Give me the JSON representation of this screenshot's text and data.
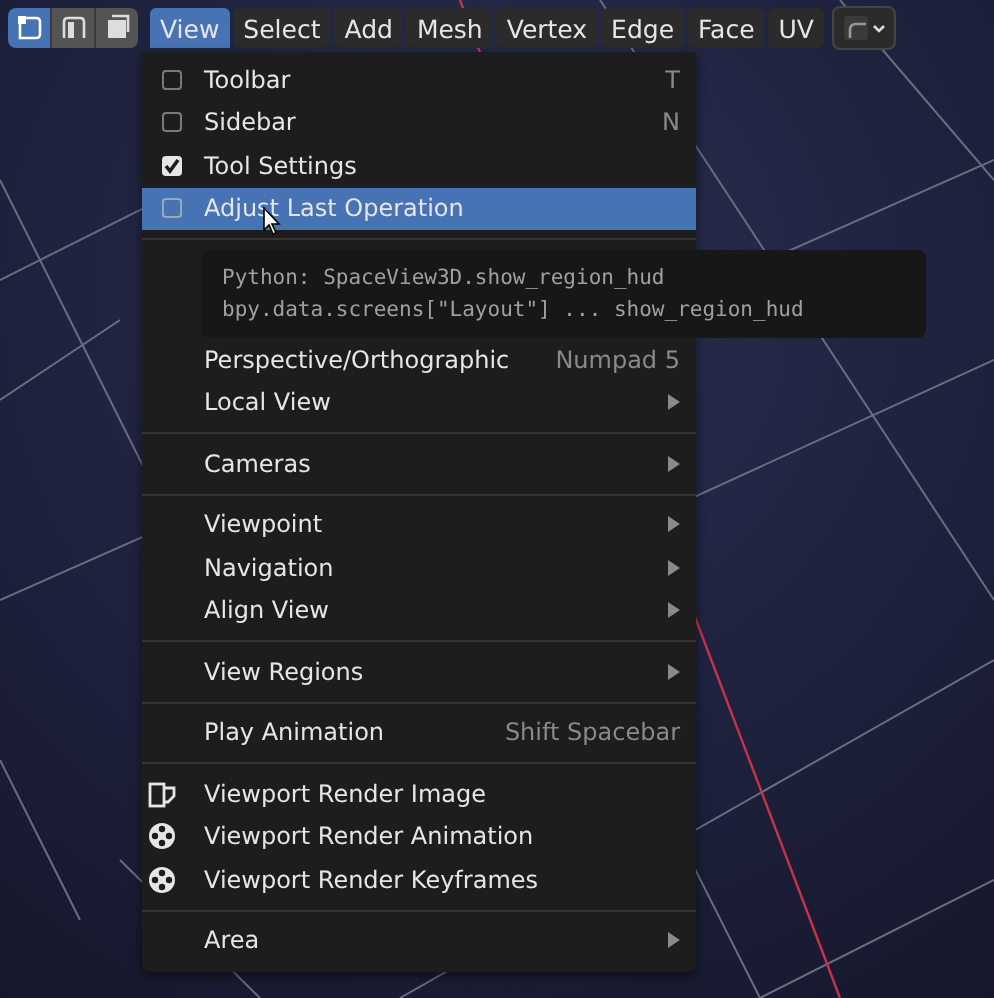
{
  "header": {
    "mode_buttons": [
      {
        "selected": true
      },
      {
        "selected": false
      },
      {
        "selected": false
      }
    ],
    "menus": [
      {
        "label": "View",
        "selected": true
      },
      {
        "label": "Select",
        "selected": false
      },
      {
        "label": "Add",
        "selected": false
      },
      {
        "label": "Mesh",
        "selected": false
      },
      {
        "label": "Vertex",
        "selected": false
      },
      {
        "label": "Edge",
        "selected": false
      },
      {
        "label": "Face",
        "selected": false
      },
      {
        "label": "UV",
        "selected": false
      }
    ]
  },
  "menu": {
    "items": [
      {
        "kind": "check",
        "label": "Toolbar",
        "checked": false,
        "shortcut": "T",
        "selected": false
      },
      {
        "kind": "check",
        "label": "Sidebar",
        "checked": false,
        "shortcut": "N",
        "selected": false
      },
      {
        "kind": "check",
        "label": "Tool Settings",
        "checked": true,
        "selected": false
      },
      {
        "kind": "check",
        "label": "Adjust Last Operation",
        "checked": false,
        "selected": true
      },
      {
        "kind": "separator"
      },
      {
        "kind": "tooltip",
        "lines": [
          "Python: SpaceView3D.show_region_hud",
          "bpy.data.screens[\"Layout\"] ... show_region_hud"
        ]
      },
      {
        "kind": "action",
        "label": "Perspective/Orthographic",
        "shortcut": "Numpad 5",
        "submenu": false,
        "selected": false
      },
      {
        "kind": "action",
        "label": "Local View",
        "submenu": true,
        "selected": false
      },
      {
        "kind": "separator"
      },
      {
        "kind": "action",
        "label": "Cameras",
        "submenu": true,
        "selected": false
      },
      {
        "kind": "separator"
      },
      {
        "kind": "action",
        "label": "Viewpoint",
        "submenu": true,
        "selected": false
      },
      {
        "kind": "action",
        "label": "Navigation",
        "submenu": true,
        "selected": false
      },
      {
        "kind": "action",
        "label": "Align View",
        "submenu": true,
        "selected": false
      },
      {
        "kind": "separator"
      },
      {
        "kind": "action",
        "label": "View Regions",
        "submenu": true,
        "selected": false
      },
      {
        "kind": "separator"
      },
      {
        "kind": "action",
        "label": "Play Animation",
        "shortcut": "Shift Spacebar",
        "submenu": false,
        "selected": false
      },
      {
        "kind": "separator"
      },
      {
        "kind": "image_action",
        "label": "Viewport Render Image",
        "submenu": false,
        "selected": false
      },
      {
        "kind": "reel_action",
        "label": "Viewport Render Animation",
        "submenu": false,
        "selected": false
      },
      {
        "kind": "reel_action",
        "label": "Viewport Render Keyframes",
        "submenu": false,
        "selected": false
      },
      {
        "kind": "separator"
      },
      {
        "kind": "action",
        "label": "Area",
        "submenu": true,
        "selected": false
      }
    ]
  }
}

——

- _INSTRUCTION_
Within the listing above, copy each line that has the string "Render".

- _WRITTEN SOLUTION_
        "label": "Viewport Render Image",
        "label": "Viewport Render Animation",
        "label": "Viewport Render Keyframes",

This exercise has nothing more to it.